_Objective_.
Your task is to print every entry below exactly as given.

_Provided records_.
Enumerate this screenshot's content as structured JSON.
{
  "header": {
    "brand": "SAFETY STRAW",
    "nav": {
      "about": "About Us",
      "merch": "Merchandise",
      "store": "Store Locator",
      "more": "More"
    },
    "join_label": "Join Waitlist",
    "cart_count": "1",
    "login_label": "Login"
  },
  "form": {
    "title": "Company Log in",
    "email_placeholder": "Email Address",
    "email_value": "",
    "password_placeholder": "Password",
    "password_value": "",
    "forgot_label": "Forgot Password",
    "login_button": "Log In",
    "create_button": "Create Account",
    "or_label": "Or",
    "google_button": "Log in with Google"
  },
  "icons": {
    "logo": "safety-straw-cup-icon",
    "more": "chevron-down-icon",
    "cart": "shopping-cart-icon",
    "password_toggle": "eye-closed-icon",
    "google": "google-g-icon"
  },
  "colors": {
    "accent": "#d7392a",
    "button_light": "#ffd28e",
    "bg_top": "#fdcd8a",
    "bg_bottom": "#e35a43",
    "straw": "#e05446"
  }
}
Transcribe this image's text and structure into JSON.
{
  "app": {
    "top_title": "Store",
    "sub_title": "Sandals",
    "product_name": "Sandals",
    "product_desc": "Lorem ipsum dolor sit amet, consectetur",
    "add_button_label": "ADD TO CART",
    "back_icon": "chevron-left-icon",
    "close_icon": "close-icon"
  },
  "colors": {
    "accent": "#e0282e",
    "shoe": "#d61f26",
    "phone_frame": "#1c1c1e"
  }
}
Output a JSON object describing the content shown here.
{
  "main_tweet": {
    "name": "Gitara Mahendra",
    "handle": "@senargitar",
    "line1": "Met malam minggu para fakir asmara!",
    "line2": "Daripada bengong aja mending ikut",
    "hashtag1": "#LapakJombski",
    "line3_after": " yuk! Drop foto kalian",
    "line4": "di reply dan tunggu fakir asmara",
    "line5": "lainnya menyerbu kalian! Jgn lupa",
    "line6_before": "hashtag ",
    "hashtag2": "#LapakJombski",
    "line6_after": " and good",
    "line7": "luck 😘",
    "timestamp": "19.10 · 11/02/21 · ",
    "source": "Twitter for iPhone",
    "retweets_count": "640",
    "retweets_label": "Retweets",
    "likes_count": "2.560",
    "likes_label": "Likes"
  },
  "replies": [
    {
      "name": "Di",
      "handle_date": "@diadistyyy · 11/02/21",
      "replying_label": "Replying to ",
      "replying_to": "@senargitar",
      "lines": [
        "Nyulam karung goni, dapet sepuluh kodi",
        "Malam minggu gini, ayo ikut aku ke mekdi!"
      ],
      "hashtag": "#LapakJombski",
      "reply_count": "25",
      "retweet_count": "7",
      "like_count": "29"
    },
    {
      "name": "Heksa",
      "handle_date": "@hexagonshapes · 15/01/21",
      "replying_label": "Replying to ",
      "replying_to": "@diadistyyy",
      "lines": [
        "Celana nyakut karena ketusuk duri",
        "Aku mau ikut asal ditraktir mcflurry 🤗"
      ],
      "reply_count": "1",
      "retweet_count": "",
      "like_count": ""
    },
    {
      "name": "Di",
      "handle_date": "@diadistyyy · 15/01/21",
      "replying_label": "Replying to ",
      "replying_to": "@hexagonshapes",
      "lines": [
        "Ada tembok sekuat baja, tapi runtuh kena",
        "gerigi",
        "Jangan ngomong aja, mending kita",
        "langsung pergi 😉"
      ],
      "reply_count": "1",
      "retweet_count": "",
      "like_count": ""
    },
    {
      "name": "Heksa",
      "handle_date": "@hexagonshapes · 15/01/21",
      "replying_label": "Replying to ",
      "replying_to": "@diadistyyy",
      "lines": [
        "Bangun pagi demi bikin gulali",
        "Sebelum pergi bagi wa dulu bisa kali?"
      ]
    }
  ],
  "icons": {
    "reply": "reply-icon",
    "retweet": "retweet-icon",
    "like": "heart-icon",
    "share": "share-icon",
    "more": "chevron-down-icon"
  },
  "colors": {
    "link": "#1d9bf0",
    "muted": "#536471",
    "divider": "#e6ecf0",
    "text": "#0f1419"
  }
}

_Exercise output_.
Enumerate this screenshot's content as structured JSON.
{
  "header": {
    "brand": "SAFETY STRAW",
    "nav": {
      "about": "About Us",
      "merch": "Merchandise",
      "store": "Store Locator",
      "more": "More"
    },
    "join_label": "Join Waitlist",
    "cart_count": "1",
    "login_label": "Login"
  },
  "form": {
    "title": "Company Log in",
    "email_placeholder": "Email Address",
    "email_value": "",
    "password_placeholder": "Password",
    "password_value": "",
    "forgot_label": "Forgot Password",
    "login_button": "Log In",
    "create_button": "Create Account",
    "or_label": "Or",
    "google_button": "Log in with Google"
  },
  "icons": {
    "logo": "safety-straw-cup-icon",
    "more": "chevron-down-icon",
    "cart": "shopping-cart-icon",
    "password_toggle": "eye-closed-icon",
    "google": "google-g-icon"
  },
  "colors": {
    "accent": "#d7392a",
    "button_light": "#ffd28e",
    "bg_top": "#fdcd8a",
    "bg_bottom": "#e35a43",
    "straw": "#e05446"
  }
}
Transcribe this image's text and structure into JSON.
{
  "app": {
    "top_title": "Store",
    "sub_title": "Sandals",
    "product_name": "Sandals",
    "product_desc": "Lorem ipsum dolor sit amet, consectetur",
    "add_button_label": "ADD TO CART",
    "back_icon": "chevron-left-icon",
    "close_icon": "close-icon"
  },
  "colors": {
    "accent": "#e0282e",
    "shoe": "#d61f26",
    "phone_frame": "#1c1c1e"
  }
}
Output a JSON object describing the content shown here.
{
  "main_tweet": {
    "name": "Gitara Mahendra",
    "handle": "@senargitar",
    "line1": "Met malam minggu para fakir asmara!",
    "line2": "Daripada bengong aja mending ikut",
    "hashtag1": "#LapakJombski",
    "line3_after": " yuk! Drop foto kalian",
    "line4": "di reply dan tunggu fakir asmara",
    "line5": "lainnya menyerbu kalian! Jgn lupa",
    "line6_before": "hashtag ",
    "hashtag2": "#LapakJombski",
    "line6_after": " and good",
    "line7": "luck 😘",
    "timestamp": "19.10 · 11/02/21 · ",
    "source": "Twitter for iPhone",
    "retweets_count": "640",
    "retweets_label": "Retweets",
    "likes_count": "2.560",
    "likes_label": "Likes"
  },
  "replies": [
    {
      "name": "Di",
      "handle_date": "@diadistyyy · 11/02/21",
      "replying_label": "Replying to ",
      "replying_to": "@senargitar",
      "lines": [
        "Nyulam karung goni, dapet sepuluh kodi",
        "Malam minggu gini, ayo ikut aku ke mekdi!"
      ],
      "hashtag": "#LapakJombski",
      "reply_count": "25",
      "retweet_count": "7",
      "like_count": "29"
    },
    {
      "name": "Heksa",
      "handle_date": "@hexagonshapes · 15/01/21",
      "replying_label": "Replying to ",
      "replying_to": "@diadistyyy",
      "lines": [
        "Celana nyakut karena ketusuk duri",
        "Aku mau ikut asal ditraktir mcflurry 🤗"
      ],
      "reply_count": "1",
      "retweet_count": "",
      "like_count": ""
    },
    {
      "name": "Di",
      "handle_date": "@diadistyyy · 15/01/21",
      "replying_label": "Replying to ",
      "replying_to": "@hexagonshapes",
      "lines": [
        "Ada tembok sekuat baja, tapi runtuh kena",
        "gerigi",
        "Jangan ngomong aja, mending kita",
        "langsung pergi 😉"
      ],
      "reply_count": "1",
      "retweet_count": "",
      "like_count": ""
    },
    {
      "name": "Heksa",
      "handle_date": "@hexagonshapes · 15/01/21",
      "replying_label": "Replying to ",
      "replying_to": "@diadistyyy",
      "lines": [
        "Bangun pagi demi bikin gulali",
        "Sebelum pergi bagi wa dulu bisa kali?"
      ]
    }
  ],
  "icons": {
    "reply": "reply-icon",
    "retweet": "retweet-icon",
    "like": "heart-icon",
    "share": "share-icon",
    "more": "chevron-down-icon"
  },
  "colors": {
    "link": "#1d9bf0",
    "muted": "#536471",
    "divider": "#e6ecf0",
    "text": "#0f1419"
  }
}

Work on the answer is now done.